Input rows:
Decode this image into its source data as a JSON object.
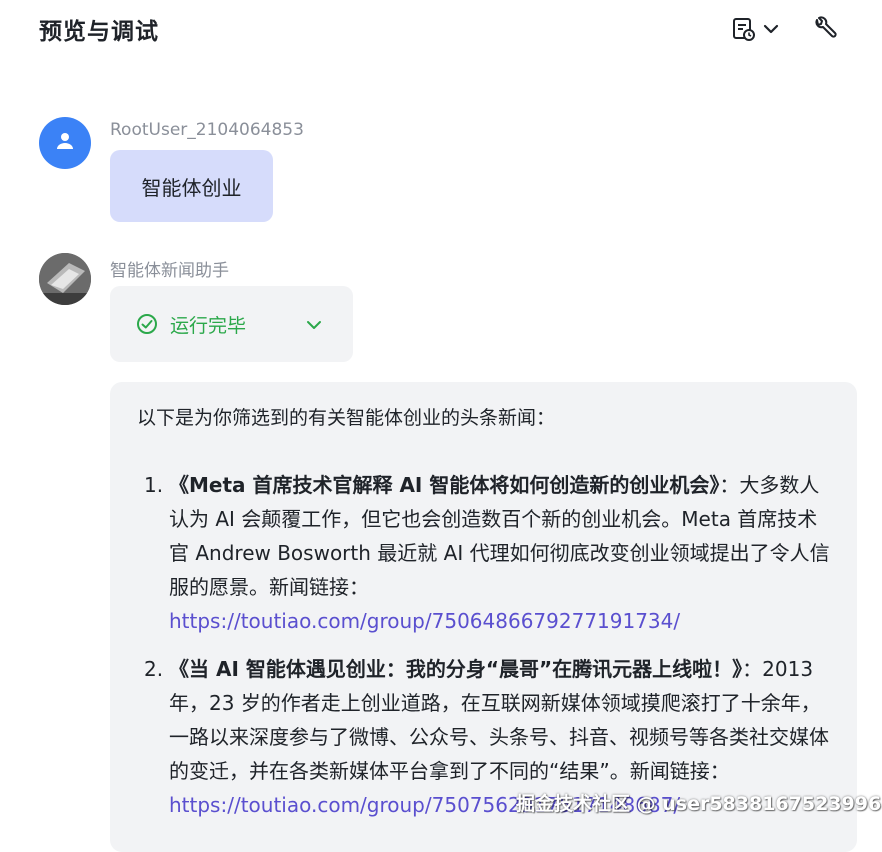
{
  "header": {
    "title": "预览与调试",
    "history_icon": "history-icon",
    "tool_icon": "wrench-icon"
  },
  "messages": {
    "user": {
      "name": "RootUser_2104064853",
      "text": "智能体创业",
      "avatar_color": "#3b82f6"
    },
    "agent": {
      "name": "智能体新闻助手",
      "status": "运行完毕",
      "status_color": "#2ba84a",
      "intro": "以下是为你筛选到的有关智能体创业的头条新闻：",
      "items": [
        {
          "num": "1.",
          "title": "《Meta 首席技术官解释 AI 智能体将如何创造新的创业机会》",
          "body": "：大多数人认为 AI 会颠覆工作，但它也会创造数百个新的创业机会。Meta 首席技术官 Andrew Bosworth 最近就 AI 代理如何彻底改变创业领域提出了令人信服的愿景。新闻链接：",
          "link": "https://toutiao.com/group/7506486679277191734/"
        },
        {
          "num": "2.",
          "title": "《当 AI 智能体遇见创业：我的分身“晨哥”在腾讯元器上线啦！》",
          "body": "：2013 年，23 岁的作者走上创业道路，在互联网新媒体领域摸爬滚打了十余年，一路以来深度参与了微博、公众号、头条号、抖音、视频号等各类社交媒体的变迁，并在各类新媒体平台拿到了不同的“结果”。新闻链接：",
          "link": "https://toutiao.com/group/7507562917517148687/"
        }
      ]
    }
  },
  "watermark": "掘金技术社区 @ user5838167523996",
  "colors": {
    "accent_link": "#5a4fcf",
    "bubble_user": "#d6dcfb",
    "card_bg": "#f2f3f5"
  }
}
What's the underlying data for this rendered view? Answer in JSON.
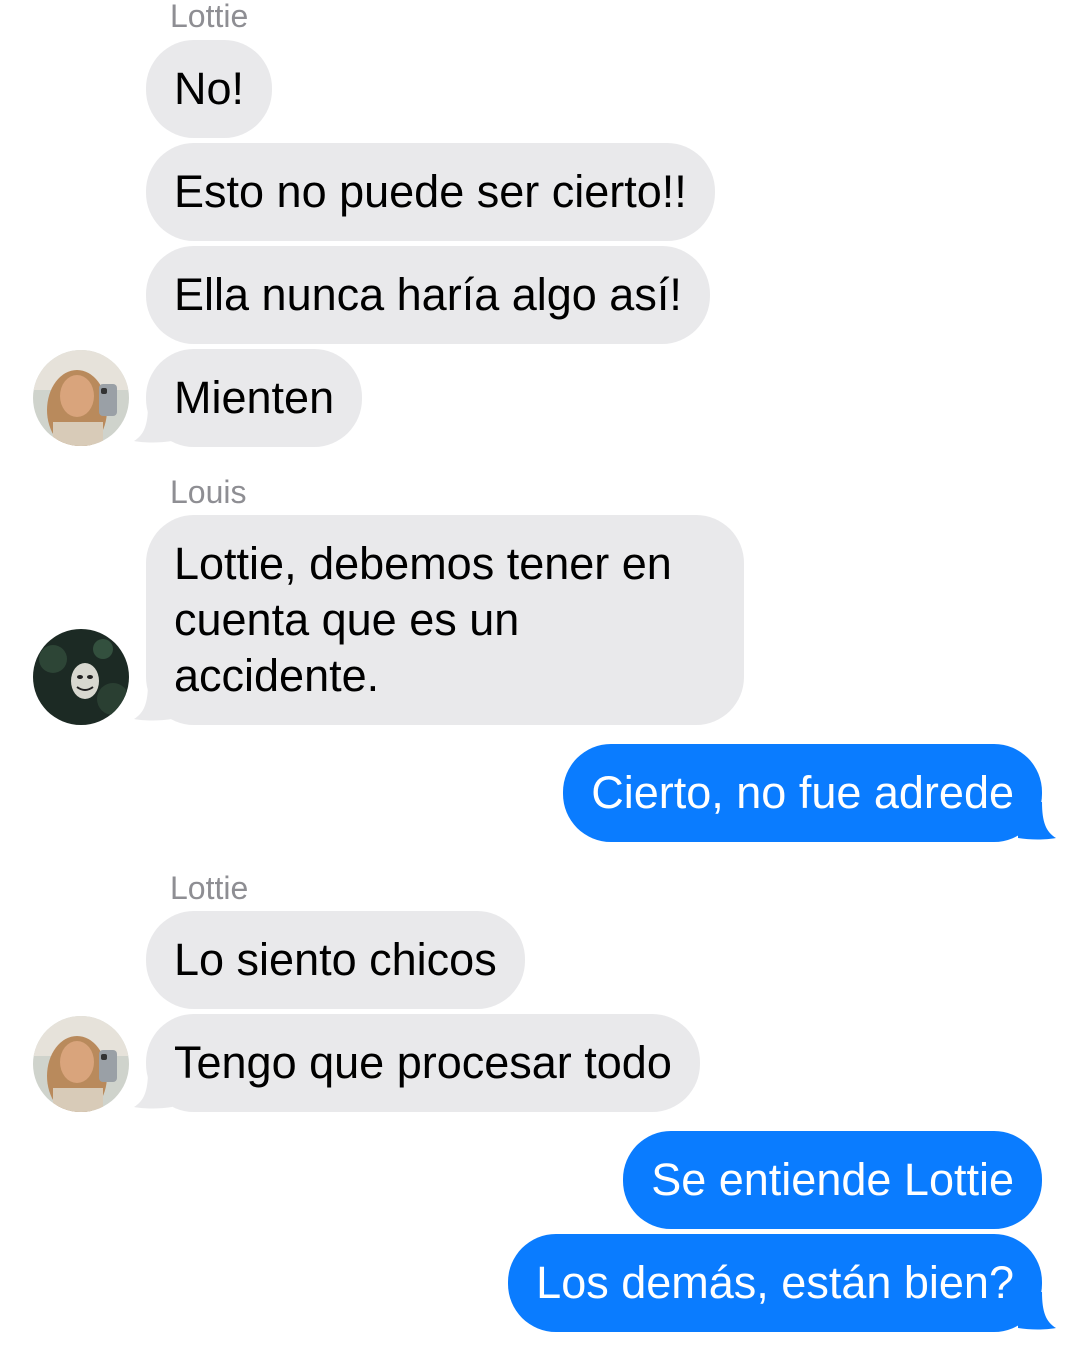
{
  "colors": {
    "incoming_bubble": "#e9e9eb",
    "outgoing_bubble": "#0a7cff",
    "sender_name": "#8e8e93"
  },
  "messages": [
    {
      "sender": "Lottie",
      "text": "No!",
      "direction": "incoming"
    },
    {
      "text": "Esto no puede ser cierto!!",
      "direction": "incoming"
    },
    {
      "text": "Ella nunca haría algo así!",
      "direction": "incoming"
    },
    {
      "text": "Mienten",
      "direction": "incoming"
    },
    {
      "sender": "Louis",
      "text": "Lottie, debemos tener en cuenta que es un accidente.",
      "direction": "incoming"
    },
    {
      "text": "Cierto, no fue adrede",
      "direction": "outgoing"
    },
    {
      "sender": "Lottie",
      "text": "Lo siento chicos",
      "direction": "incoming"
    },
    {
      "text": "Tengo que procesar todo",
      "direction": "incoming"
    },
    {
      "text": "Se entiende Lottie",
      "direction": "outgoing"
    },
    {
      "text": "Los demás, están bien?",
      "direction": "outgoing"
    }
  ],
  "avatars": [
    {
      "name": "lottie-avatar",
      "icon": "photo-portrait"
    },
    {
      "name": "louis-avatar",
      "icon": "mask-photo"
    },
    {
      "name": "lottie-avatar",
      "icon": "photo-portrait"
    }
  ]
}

Problem description:
Transcribe the records word for word and include no pictures.

Solution to this exercise:
Decode this image into its source data as a JSON object.
{
  "header": {
    "title": "预览与调试",
    "history_icon": "history-icon",
    "tool_icon": "wrench-icon"
  },
  "messages": {
    "user": {
      "name": "RootUser_2104064853",
      "text": "智能体创业",
      "avatar_color": "#3b82f6"
    },
    "agent": {
      "name": "智能体新闻助手",
      "status": "运行完毕",
      "status_color": "#2ba84a",
      "intro": "以下是为你筛选到的有关智能体创业的头条新闻：",
      "items": [
        {
          "num": "1.",
          "title": "《Meta 首席技术官解释 AI 智能体将如何创造新的创业机会》",
          "body": "：大多数人认为 AI 会颠覆工作，但它也会创造数百个新的创业机会。Meta 首席技术官 Andrew Bosworth 最近就 AI 代理如何彻底改变创业领域提出了令人信服的愿景。新闻链接：",
          "link": "https://toutiao.com/group/7506486679277191734/"
        },
        {
          "num": "2.",
          "title": "《当 AI 智能体遇见创业：我的分身“晨哥”在腾讯元器上线啦！》",
          "body": "：2013 年，23 岁的作者走上创业道路，在互联网新媒体领域摸爬滚打了十余年，一路以来深度参与了微博、公众号、头条号、抖音、视频号等各类社交媒体的变迁，并在各类新媒体平台拿到了不同的“结果”。新闻链接：",
          "link": "https://toutiao.com/group/7507562917517148687/"
        }
      ]
    }
  },
  "watermark": "掘金技术社区 @ user5838167523996",
  "colors": {
    "accent_link": "#5a4fcf",
    "bubble_user": "#d6dcfb",
    "card_bg": "#f2f3f5"
  }
}
What's the underlying data for this rendered view? Answer in JSON.
{
  "colors": {
    "incoming_bubble": "#e9e9eb",
    "outgoing_bubble": "#0a7cff",
    "sender_name": "#8e8e93"
  },
  "messages": [
    {
      "sender": "Lottie",
      "text": "No!",
      "direction": "incoming"
    },
    {
      "text": "Esto no puede ser cierto!!",
      "direction": "incoming"
    },
    {
      "text": "Ella nunca haría algo así!",
      "direction": "incoming"
    },
    {
      "text": "Mienten",
      "direction": "incoming"
    },
    {
      "sender": "Louis",
      "text": "Lottie, debemos tener en cuenta que es un accidente.",
      "direction": "incoming"
    },
    {
      "text": "Cierto, no fue adrede",
      "direction": "outgoing"
    },
    {
      "sender": "Lottie",
      "text": "Lo siento chicos",
      "direction": "incoming"
    },
    {
      "text": "Tengo que procesar todo",
      "direction": "incoming"
    },
    {
      "text": "Se entiende Lottie",
      "direction": "outgoing"
    },
    {
      "text": "Los demás, están bien?",
      "direction": "outgoing"
    }
  ],
  "avatars": [
    {
      "name": "lottie-avatar",
      "icon": "photo-portrait"
    },
    {
      "name": "louis-avatar",
      "icon": "mask-photo"
    },
    {
      "name": "lottie-avatar",
      "icon": "photo-portrait"
    }
  ]
}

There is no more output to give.